WHAT YOU WILL DO =>
Go through the listing beneath this task and return every line that carries the string "北冥有鱼".

— begin PROVIDED ENTRIES —

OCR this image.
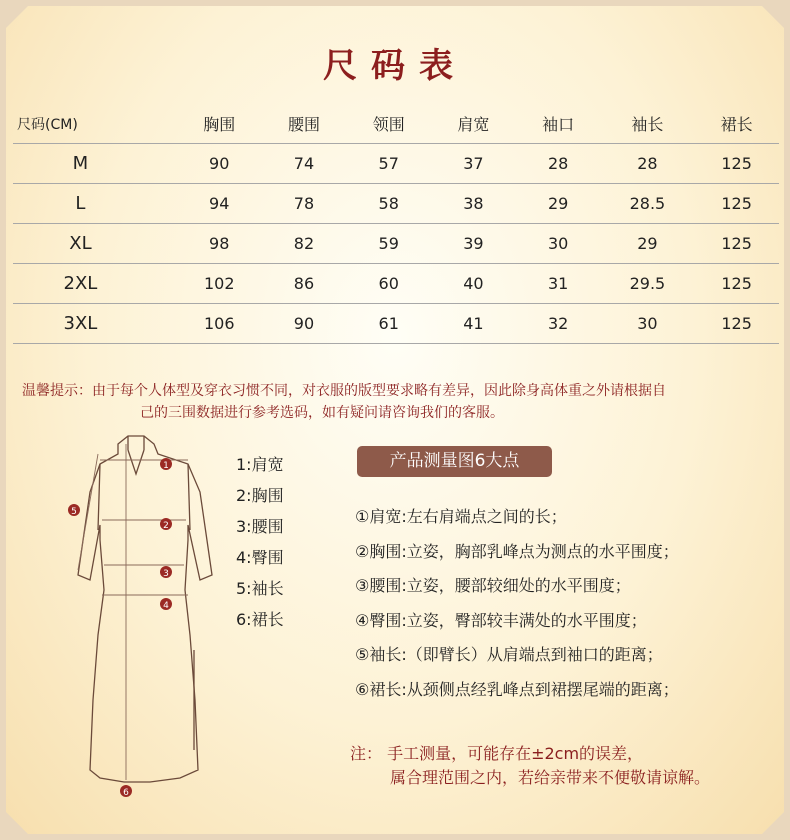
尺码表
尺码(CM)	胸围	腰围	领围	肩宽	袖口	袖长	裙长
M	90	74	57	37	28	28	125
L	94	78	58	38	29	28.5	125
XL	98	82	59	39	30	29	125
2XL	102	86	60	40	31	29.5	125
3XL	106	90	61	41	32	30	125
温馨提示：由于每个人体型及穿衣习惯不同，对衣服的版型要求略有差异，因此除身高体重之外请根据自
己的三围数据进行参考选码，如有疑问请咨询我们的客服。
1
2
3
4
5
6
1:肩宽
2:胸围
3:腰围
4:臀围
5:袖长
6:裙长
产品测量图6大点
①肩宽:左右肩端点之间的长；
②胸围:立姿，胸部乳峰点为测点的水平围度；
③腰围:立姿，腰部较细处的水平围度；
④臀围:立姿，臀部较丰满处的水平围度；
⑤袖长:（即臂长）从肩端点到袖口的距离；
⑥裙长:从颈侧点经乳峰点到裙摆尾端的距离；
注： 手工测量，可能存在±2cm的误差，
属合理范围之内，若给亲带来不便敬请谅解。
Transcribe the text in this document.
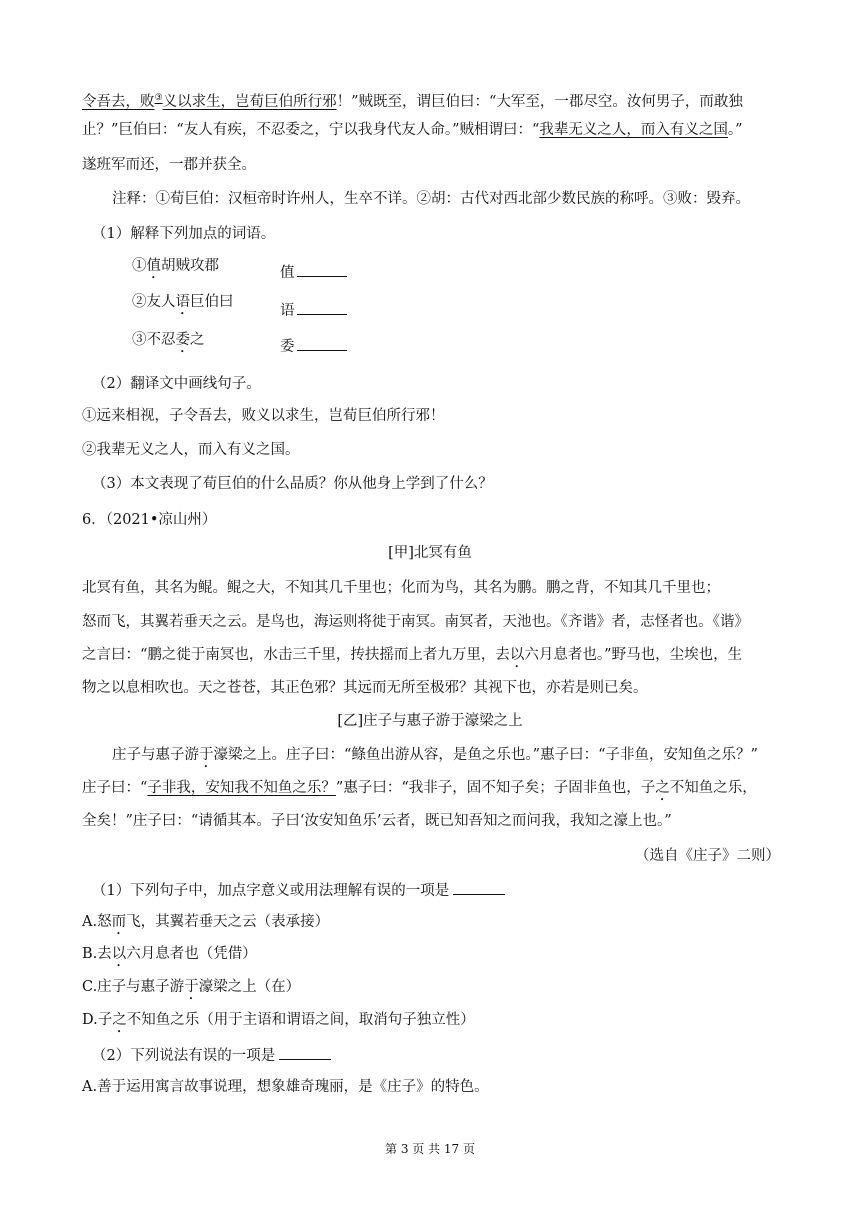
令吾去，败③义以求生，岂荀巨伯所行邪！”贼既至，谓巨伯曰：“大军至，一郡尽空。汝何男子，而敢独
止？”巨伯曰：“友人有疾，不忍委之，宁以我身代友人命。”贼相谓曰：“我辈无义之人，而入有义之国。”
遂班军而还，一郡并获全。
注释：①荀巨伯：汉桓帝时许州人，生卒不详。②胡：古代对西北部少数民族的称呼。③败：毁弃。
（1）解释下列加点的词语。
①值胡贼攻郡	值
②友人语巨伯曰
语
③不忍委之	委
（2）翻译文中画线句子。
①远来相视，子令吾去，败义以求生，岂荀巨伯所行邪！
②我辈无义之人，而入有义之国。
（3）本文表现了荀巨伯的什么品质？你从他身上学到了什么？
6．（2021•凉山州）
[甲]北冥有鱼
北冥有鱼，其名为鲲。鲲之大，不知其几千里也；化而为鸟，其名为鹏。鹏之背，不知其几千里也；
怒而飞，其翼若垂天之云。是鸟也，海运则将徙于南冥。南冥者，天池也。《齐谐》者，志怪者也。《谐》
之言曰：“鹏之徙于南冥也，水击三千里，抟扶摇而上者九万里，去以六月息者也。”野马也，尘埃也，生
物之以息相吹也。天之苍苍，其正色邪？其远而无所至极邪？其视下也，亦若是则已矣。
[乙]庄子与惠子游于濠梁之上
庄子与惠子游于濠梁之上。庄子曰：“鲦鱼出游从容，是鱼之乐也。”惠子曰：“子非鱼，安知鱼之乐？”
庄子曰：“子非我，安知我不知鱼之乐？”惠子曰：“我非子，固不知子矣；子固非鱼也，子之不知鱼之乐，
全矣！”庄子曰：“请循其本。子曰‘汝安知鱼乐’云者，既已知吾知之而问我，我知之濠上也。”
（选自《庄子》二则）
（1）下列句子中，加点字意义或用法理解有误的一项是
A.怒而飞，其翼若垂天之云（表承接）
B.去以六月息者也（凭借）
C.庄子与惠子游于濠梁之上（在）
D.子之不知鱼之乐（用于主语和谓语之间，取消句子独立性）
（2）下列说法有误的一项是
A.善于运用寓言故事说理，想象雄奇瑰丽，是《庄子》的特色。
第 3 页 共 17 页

— end PROVIDED ENTRIES —

FINISHED ANSWER =>
[甲]北冥有鱼
北冥有鱼，其名为鲲。鲲之大，不知其几千里也；化而为鸟，其名为鹏。鹏之背，不知其几千里也；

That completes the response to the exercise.